REQUIREMENT:
Copy out all the lines where "legend" shows up.

Begin

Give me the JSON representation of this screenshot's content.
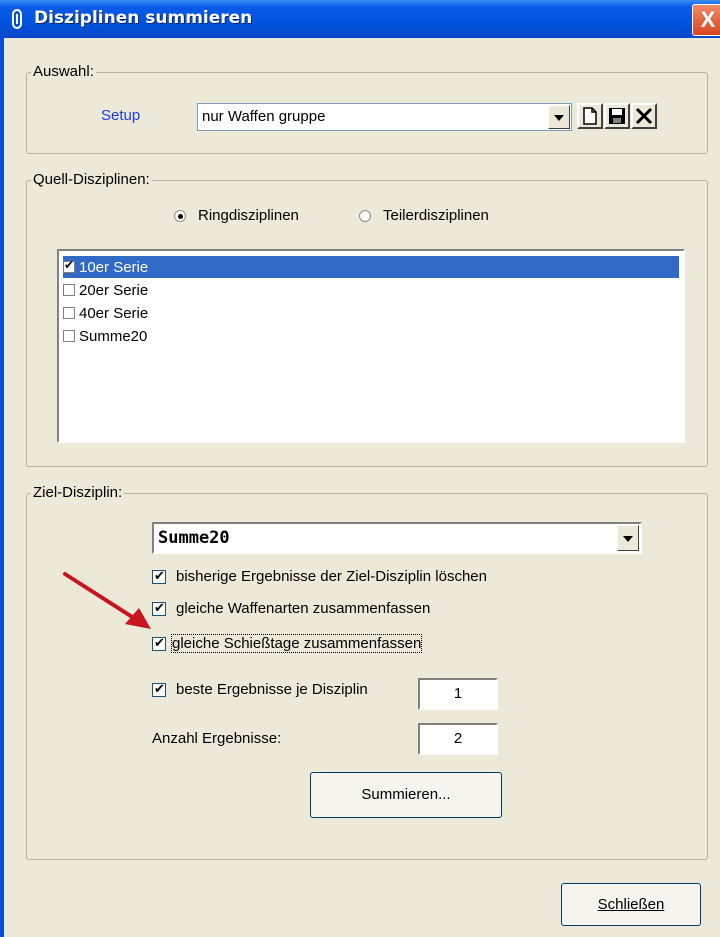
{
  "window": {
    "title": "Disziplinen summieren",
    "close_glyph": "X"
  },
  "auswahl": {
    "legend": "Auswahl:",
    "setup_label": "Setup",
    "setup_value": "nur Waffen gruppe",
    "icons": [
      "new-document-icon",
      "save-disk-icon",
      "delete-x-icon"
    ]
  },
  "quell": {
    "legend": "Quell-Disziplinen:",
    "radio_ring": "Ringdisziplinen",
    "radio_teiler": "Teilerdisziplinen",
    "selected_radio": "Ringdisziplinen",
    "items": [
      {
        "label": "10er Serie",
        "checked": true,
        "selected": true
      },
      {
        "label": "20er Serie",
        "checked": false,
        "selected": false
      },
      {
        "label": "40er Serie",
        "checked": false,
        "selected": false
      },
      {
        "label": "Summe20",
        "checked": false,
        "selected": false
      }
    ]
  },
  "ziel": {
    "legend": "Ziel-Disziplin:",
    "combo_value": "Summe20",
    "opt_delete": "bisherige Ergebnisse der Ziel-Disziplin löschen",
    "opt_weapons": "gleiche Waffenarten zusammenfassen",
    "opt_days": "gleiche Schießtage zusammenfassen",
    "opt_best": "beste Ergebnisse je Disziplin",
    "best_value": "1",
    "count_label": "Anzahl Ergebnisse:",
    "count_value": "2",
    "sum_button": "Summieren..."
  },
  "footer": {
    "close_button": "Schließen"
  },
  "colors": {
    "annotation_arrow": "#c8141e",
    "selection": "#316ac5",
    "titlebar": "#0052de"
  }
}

End
Begin

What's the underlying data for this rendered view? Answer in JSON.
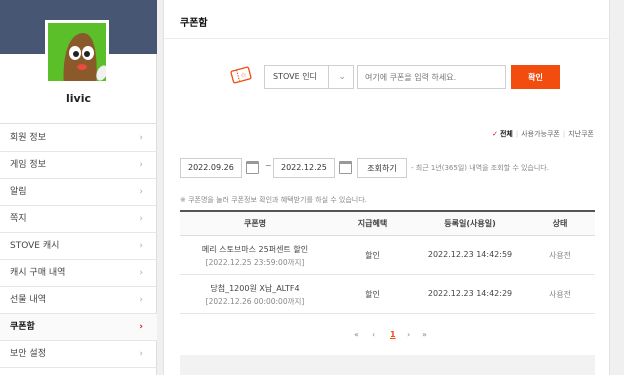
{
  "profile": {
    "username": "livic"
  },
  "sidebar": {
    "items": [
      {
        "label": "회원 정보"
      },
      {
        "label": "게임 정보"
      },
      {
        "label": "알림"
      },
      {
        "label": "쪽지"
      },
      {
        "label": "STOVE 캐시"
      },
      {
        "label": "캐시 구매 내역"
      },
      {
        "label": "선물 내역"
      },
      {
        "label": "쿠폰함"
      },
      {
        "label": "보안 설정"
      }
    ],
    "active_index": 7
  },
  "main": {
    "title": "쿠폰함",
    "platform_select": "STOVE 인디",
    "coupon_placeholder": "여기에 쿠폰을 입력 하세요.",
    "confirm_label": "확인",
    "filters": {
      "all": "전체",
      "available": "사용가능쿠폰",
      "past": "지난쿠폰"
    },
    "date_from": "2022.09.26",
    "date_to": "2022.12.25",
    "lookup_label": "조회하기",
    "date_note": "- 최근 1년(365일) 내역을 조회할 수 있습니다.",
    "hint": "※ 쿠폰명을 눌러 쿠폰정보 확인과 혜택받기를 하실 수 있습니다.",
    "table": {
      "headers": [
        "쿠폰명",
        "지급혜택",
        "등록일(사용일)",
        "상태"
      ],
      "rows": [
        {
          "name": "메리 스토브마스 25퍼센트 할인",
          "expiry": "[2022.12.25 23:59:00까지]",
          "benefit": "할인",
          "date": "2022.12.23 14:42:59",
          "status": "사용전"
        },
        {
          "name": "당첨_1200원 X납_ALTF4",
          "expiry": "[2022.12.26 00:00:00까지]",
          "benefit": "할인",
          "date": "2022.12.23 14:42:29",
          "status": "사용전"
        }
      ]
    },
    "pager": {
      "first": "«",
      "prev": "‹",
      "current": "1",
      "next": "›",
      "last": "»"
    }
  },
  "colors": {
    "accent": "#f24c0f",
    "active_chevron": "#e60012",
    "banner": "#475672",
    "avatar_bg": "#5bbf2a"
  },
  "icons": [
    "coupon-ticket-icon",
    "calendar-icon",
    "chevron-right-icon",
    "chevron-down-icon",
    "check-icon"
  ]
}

End

EXERCISE OUTPUT:
    "legend": "Auswahl:",
    "legend": "Quell-Disziplinen:",
    "legend": "Ziel-Disziplin:",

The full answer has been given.